- Supplied data:
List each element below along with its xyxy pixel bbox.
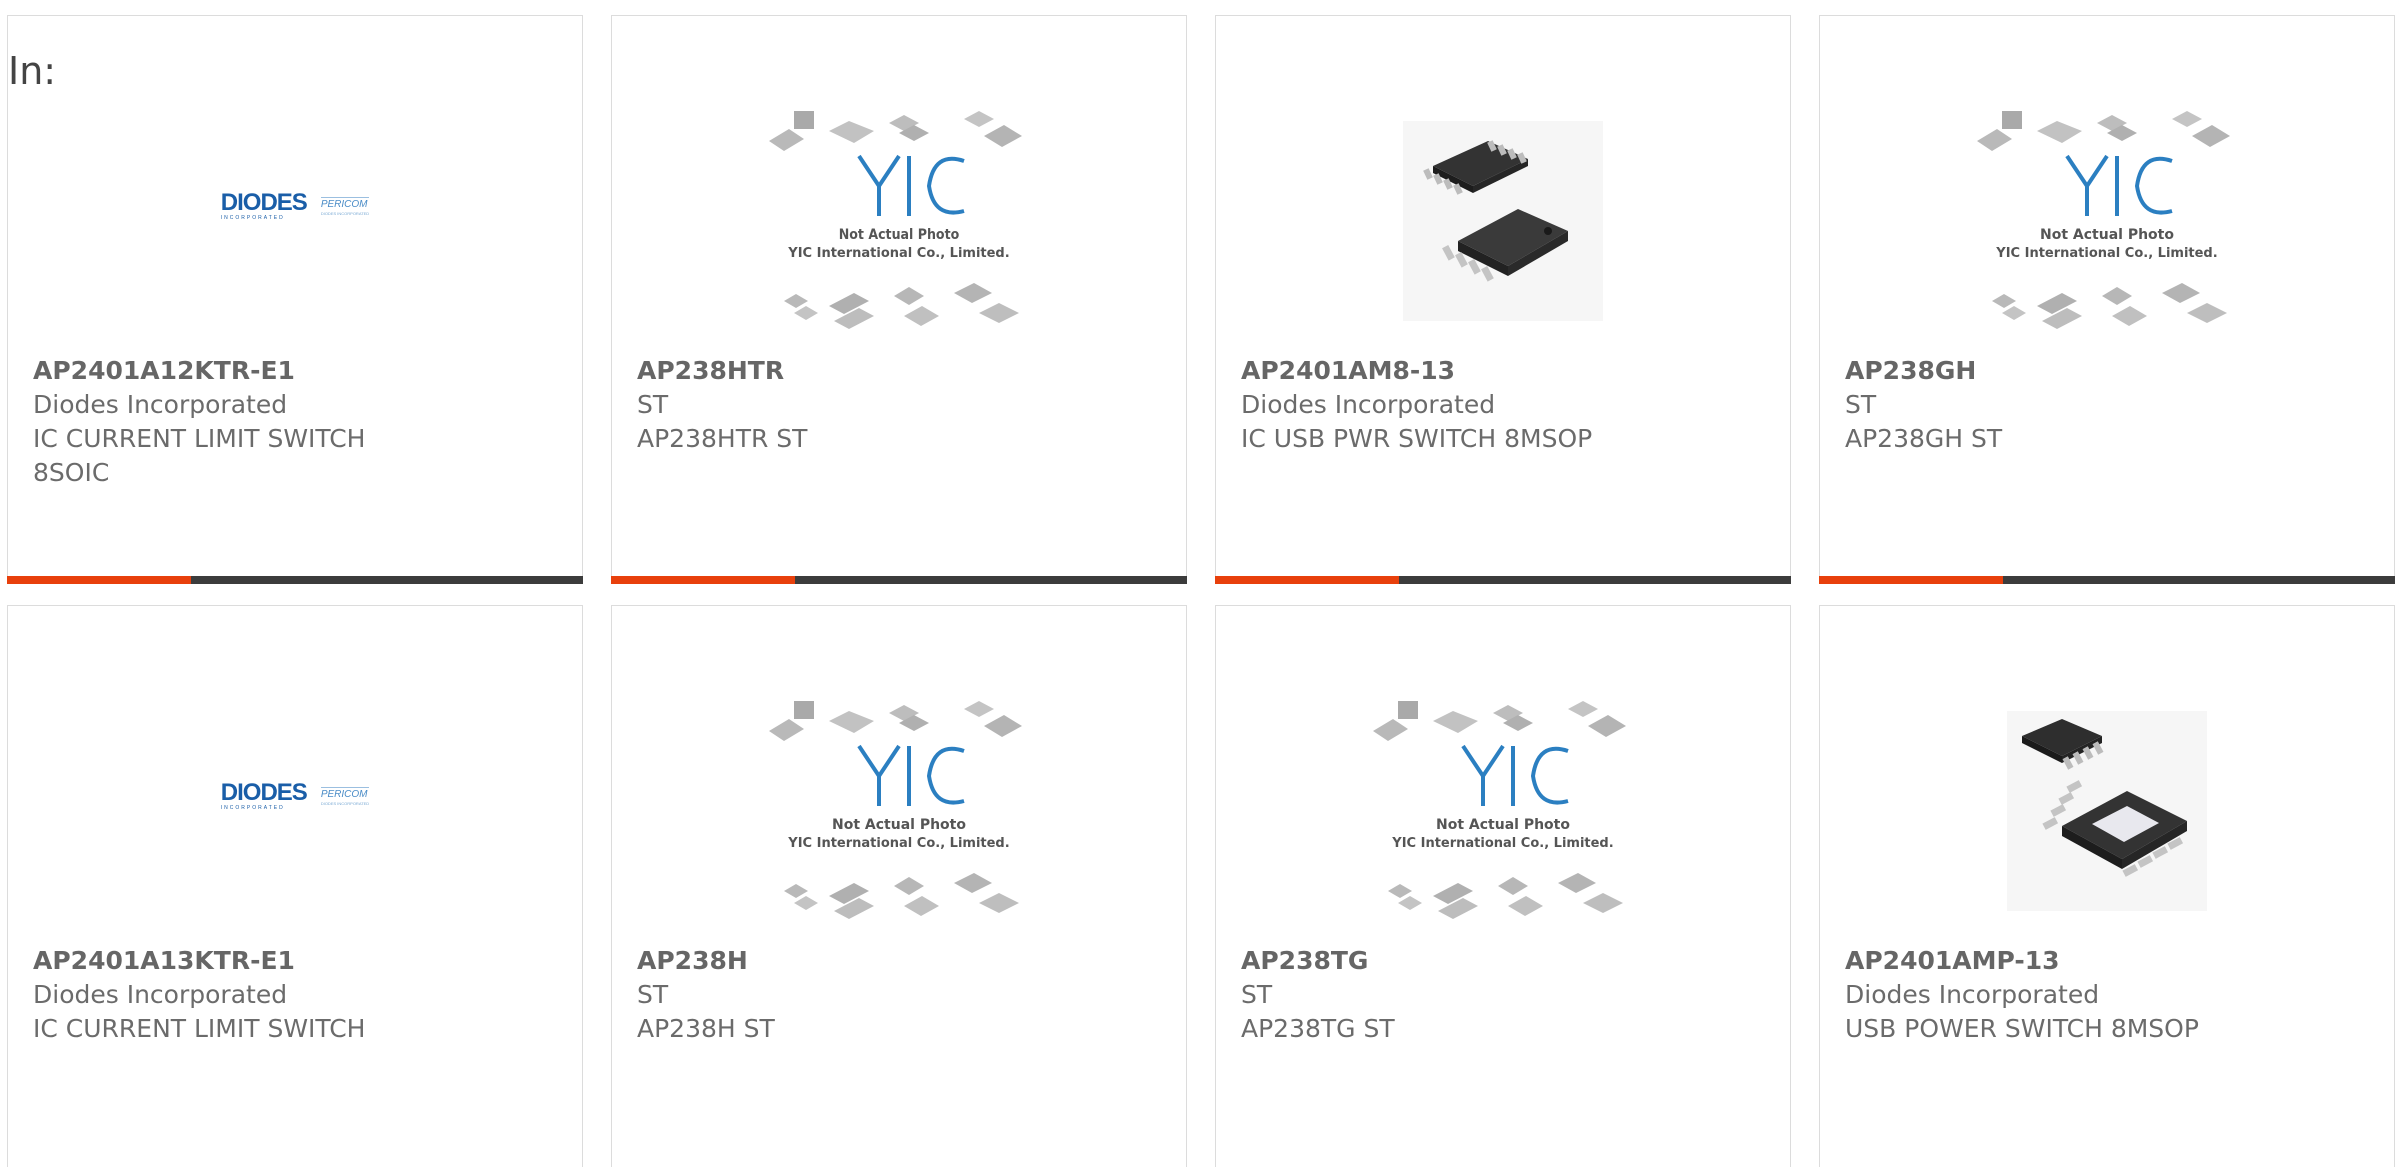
description: AP238H ST: [637, 1014, 775, 1043]
product-image[interactable]: DIODES INCORPORATED PERICOM DIODES INCORPO…: [8, 86, 582, 356]
product-info: AP238H ST AP238H ST: [637, 944, 1166, 1046]
manufacturer: ST: [1241, 980, 1273, 1009]
msop-pad-chip-photo: [2007, 711, 2207, 911]
part-number[interactable]: AP2401AM8-13: [1241, 354, 1770, 388]
card-bottom-bar: [1819, 576, 2395, 584]
product-card[interactable]: Not Actual Photo YIC International Co., …: [1215, 605, 1791, 1167]
part-number[interactable]: AP238H: [637, 944, 1166, 978]
product-image[interactable]: Not Actual Photo YIC International Co., …: [1216, 676, 1790, 946]
manufacturer: Diodes Incorporated: [1241, 390, 1496, 419]
description: USB POWER SWITCH 8MSOP: [1845, 1014, 2199, 1043]
manufacturer: ST: [637, 390, 669, 419]
svg-text:Not Actual Photo: Not Actual Photo: [832, 817, 966, 833]
part-number[interactable]: AP238TG: [1241, 944, 1770, 978]
svg-text:YIC International Co., Limited: YIC International Co., Limited.: [787, 836, 1009, 851]
product-info: AP238GH ST AP238GH ST: [1845, 354, 2374, 456]
card-bottom-bar: [1215, 576, 1791, 584]
part-number[interactable]: AP2401A12KTR-E1: [33, 354, 562, 388]
product-info: AP238TG ST AP238TG ST: [1241, 944, 1770, 1046]
svg-text:Not Actual Photo: Not Actual Photo: [839, 227, 960, 243]
description: AP238GH ST: [1845, 424, 2003, 453]
product-card[interactable]: AP2401AM8-13 Diodes Incorporated IC USB …: [1215, 15, 1791, 584]
svg-text:YIC International Co., Limited: YIC International Co., Limited.: [1391, 836, 1613, 851]
product-card[interactable]: Not Actual Photo YIC International Co., …: [611, 605, 1187, 1167]
product-info: AP238HTR ST AP238HTR ST: [637, 354, 1166, 456]
svg-text:YIC International Co., Limited: YIC International Co., Limited.: [1995, 246, 2217, 261]
product-info: AP2401AMP-13 Diodes Incorporated USB POW…: [1845, 944, 2374, 1046]
product-image[interactable]: DIODES INCORPORATED PERICOM DIODES INCORPO…: [8, 676, 582, 946]
product-info: AP2401AM8-13 Diodes Incorporated IC USB …: [1241, 354, 1770, 456]
part-number[interactable]: AP2401AMP-13: [1845, 944, 2374, 978]
manufacturer: Diodes Incorporated: [1845, 980, 2100, 1009]
product-image[interactable]: Not Actual Photo YIC International Co., …: [612, 676, 1186, 946]
description: IC CURRENT LIMIT SWITCH 8SOIC: [33, 424, 366, 487]
description: AP238TG ST: [1241, 1014, 1395, 1043]
svg-text:YIC International Co., Limited: YIC International Co., Limited.: [787, 246, 1009, 261]
product-image[interactable]: [1820, 676, 2394, 946]
svg-text:Not Actual Photo: Not Actual Photo: [2040, 227, 2174, 243]
yic-placeholder-image: Not Actual Photo YIC International Co., …: [1977, 111, 2230, 329]
product-card[interactable]: Not Actual Photo YIC International Co., …: [611, 15, 1187, 584]
product-card[interactable]: In: DIODES INCORPORATED PERICOM DIODES INC…: [7, 15, 583, 584]
description: IC CURRENT LIMIT SWITCH: [33, 1014, 366, 1043]
description: IC USB PWR SWITCH 8MSOP: [1241, 424, 1593, 453]
manufacturer: Diodes Incorporated: [33, 390, 288, 419]
part-number[interactable]: AP238GH: [1845, 354, 2374, 388]
description: AP238HTR ST: [637, 424, 808, 453]
part-number[interactable]: AP238HTR: [637, 354, 1166, 388]
product-info: AP2401A12KTR-E1 Diodes Incorporated IC C…: [33, 354, 562, 490]
manufacturer: ST: [637, 980, 669, 1009]
card-bottom-bar: [611, 576, 1187, 584]
yic-placeholder-image: Not Actual Photo YIC International Co., …: [1373, 701, 1626, 919]
product-card[interactable]: DIODES INCORPORATED PERICOM DIODES INCORPO…: [7, 605, 583, 1167]
yic-placeholder-image: Not Actual Photo YIC International Co., …: [769, 701, 1022, 919]
part-number[interactable]: AP2401A13KTR-E1: [33, 944, 562, 978]
manufacturer: Diodes Incorporated: [33, 980, 288, 1009]
card-bottom-bar: [7, 576, 583, 584]
svg-text:Not Actual Photo: Not Actual Photo: [1436, 817, 1570, 833]
product-grid: In: DIODES INCORPORATED PERICOM DIODES INC…: [0, 0, 2400, 1167]
product-card[interactable]: AP2401AMP-13 Diodes Incorporated USB POW…: [1819, 605, 2395, 1167]
product-image[interactable]: Not Actual Photo YIC International Co., …: [612, 86, 1186, 356]
product-card[interactable]: Not Actual Photo YIC International Co., …: [1819, 15, 2395, 584]
diodes-logo: DIODES INCORPORATED PERICOM DIODES INCORPO…: [220, 779, 370, 811]
product-image[interactable]: Not Actual Photo YIC International Co., …: [1820, 86, 2394, 356]
product-info: AP2401A13KTR-E1 Diodes Incorporated IC C…: [33, 944, 562, 1046]
manufacturer: ST: [1845, 390, 1877, 419]
diodes-logo: DIODES INCORPORATED PERICOM DIODES INCORPO…: [220, 189, 370, 221]
msop-chip-photo: [1403, 121, 1603, 321]
product-image[interactable]: [1216, 86, 1790, 356]
yic-placeholder-image: Not Actual Photo YIC International Co., …: [769, 111, 1022, 329]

- Task prompt: Copy the material above word for word, leaving out the pictures.

- Result of this task:
List each element below along with its xyxy pixel bbox.
description: AP238H ST: [637, 1014, 775, 1043]
product-image[interactable]: DIODES INCORPORATED PERICOM DIODES INCORPO…: [8, 86, 582, 356]
product-info: AP238H ST AP238H ST: [637, 944, 1166, 1046]
manufacturer: ST: [1241, 980, 1273, 1009]
msop-pad-chip-photo: [2007, 711, 2207, 911]
part-number[interactable]: AP2401AM8-13: [1241, 354, 1770, 388]
card-bottom-bar: [1819, 576, 2395, 584]
product-card[interactable]: Not Actual Photo YIC International Co., …: [1215, 605, 1791, 1167]
part-number[interactable]: AP238H: [637, 944, 1166, 978]
product-image[interactable]: Not Actual Photo YIC International Co., …: [1216, 676, 1790, 946]
manufacturer: Diodes Incorporated: [1241, 390, 1496, 419]
description: USB POWER SWITCH 8MSOP: [1845, 1014, 2199, 1043]
manufacturer: ST: [637, 390, 669, 419]
svg-text:Not Actual Photo: Not Actual Photo: [832, 817, 966, 833]
part-number[interactable]: AP238TG: [1241, 944, 1770, 978]
svg-text:YIC International Co., Limited: YIC International Co., Limited.: [787, 836, 1009, 851]
product-info: AP238GH ST AP238GH ST: [1845, 354, 2374, 456]
card-bottom-bar: [1215, 576, 1791, 584]
part-number[interactable]: AP2401A12KTR-E1: [33, 354, 562, 388]
product-info: AP238TG ST AP238TG ST: [1241, 944, 1770, 1046]
svg-text:Not Actual Photo: Not Actual Photo: [839, 227, 960, 243]
description: AP238GH ST: [1845, 424, 2003, 453]
product-card[interactable]: AP2401AM8-13 Diodes Incorporated IC USB …: [1215, 15, 1791, 584]
svg-text:YIC International Co., Limited: YIC International Co., Limited.: [1391, 836, 1613, 851]
product-card[interactable]: Not Actual Photo YIC International Co., …: [611, 605, 1187, 1167]
product-info: AP238HTR ST AP238HTR ST: [637, 354, 1166, 456]
svg-text:YIC International Co., Limited: YIC International Co., Limited.: [1995, 246, 2217, 261]
product-info: AP2401AMP-13 Diodes Incorporated USB POW…: [1845, 944, 2374, 1046]
product-image[interactable]: DIODES INCORPORATED PERICOM DIODES INCORPO…: [8, 676, 582, 946]
product-info: AP2401AM8-13 Diodes Incorporated IC USB …: [1241, 354, 1770, 456]
part-number[interactable]: AP2401AMP-13: [1845, 944, 2374, 978]
manufacturer: Diodes Incorporated: [1845, 980, 2100, 1009]
product-image[interactable]: Not Actual Photo YIC International Co., …: [612, 676, 1186, 946]
description: IC CURRENT LIMIT SWITCH 8SOIC: [33, 424, 366, 487]
description: AP238TG ST: [1241, 1014, 1395, 1043]
svg-text:YIC International Co., Limited: YIC International Co., Limited.: [787, 246, 1009, 261]
product-image[interactable]: [1820, 676, 2394, 946]
svg-text:Not Actual Photo: Not Actual Photo: [2040, 227, 2174, 243]
yic-placeholder-image: Not Actual Photo YIC International Co., …: [1977, 111, 2230, 329]
product-card[interactable]: Not Actual Photo YIC International Co., …: [611, 15, 1187, 584]
product-card[interactable]: In: DIODES INCORPORATED PERICOM DIODES INC…: [7, 15, 583, 584]
description: IC CURRENT LIMIT SWITCH: [33, 1014, 366, 1043]
description: IC USB PWR SWITCH 8MSOP: [1241, 424, 1593, 453]
manufacturer: Diodes Incorporated: [33, 390, 288, 419]
part-number[interactable]: AP238GH: [1845, 354, 2374, 388]
description: AP238HTR ST: [637, 424, 808, 453]
part-number[interactable]: AP238HTR: [637, 354, 1166, 388]
product-info: AP2401A12KTR-E1 Diodes Incorporated IC C…: [33, 354, 562, 490]
manufacturer: ST: [637, 980, 669, 1009]
card-bottom-bar: [611, 576, 1187, 584]
yic-placeholder-image: Not Actual Photo YIC International Co., …: [1373, 701, 1626, 919]
product-card[interactable]: DIODES INCORPORATED PERICOM DIODES INCORPO…: [7, 605, 583, 1167]
yic-placeholder-image: Not Actual Photo YIC International Co., …: [769, 701, 1022, 919]
part-number[interactable]: AP2401A13KTR-E1: [33, 944, 562, 978]
manufacturer: Diodes Incorporated: [33, 980, 288, 1009]
card-bottom-bar: [7, 576, 583, 584]
svg-text:Not Actual Photo: Not Actual Photo: [1436, 817, 1570, 833]
product-grid: In: DIODES INCORPORATED PERICOM DIODES INC…: [0, 0, 2400, 1167]
product-card[interactable]: AP2401AMP-13 Diodes Incorporated USB POW…: [1819, 605, 2395, 1167]
product-image[interactable]: Not Actual Photo YIC International Co., …: [612, 86, 1186, 356]
product-card[interactable]: Not Actual Photo YIC International Co., …: [1819, 15, 2395, 584]
diodes-logo: DIODES INCORPORATED PERICOM DIODES INCORPO…: [220, 779, 370, 811]
product-image[interactable]: Not Actual Photo YIC International Co., …: [1820, 86, 2394, 356]
product-info: AP2401A13KTR-E1 Diodes Incorporated IC C…: [33, 944, 562, 1046]
manufacturer: ST: [1845, 390, 1877, 419]
diodes-logo: DIODES INCORPORATED PERICOM DIODES INCORPO…: [220, 189, 370, 221]
msop-chip-photo: [1403, 121, 1603, 321]
product-image[interactable]: [1216, 86, 1790, 356]
yic-placeholder-image: Not Actual Photo YIC International Co., …: [769, 111, 1022, 329]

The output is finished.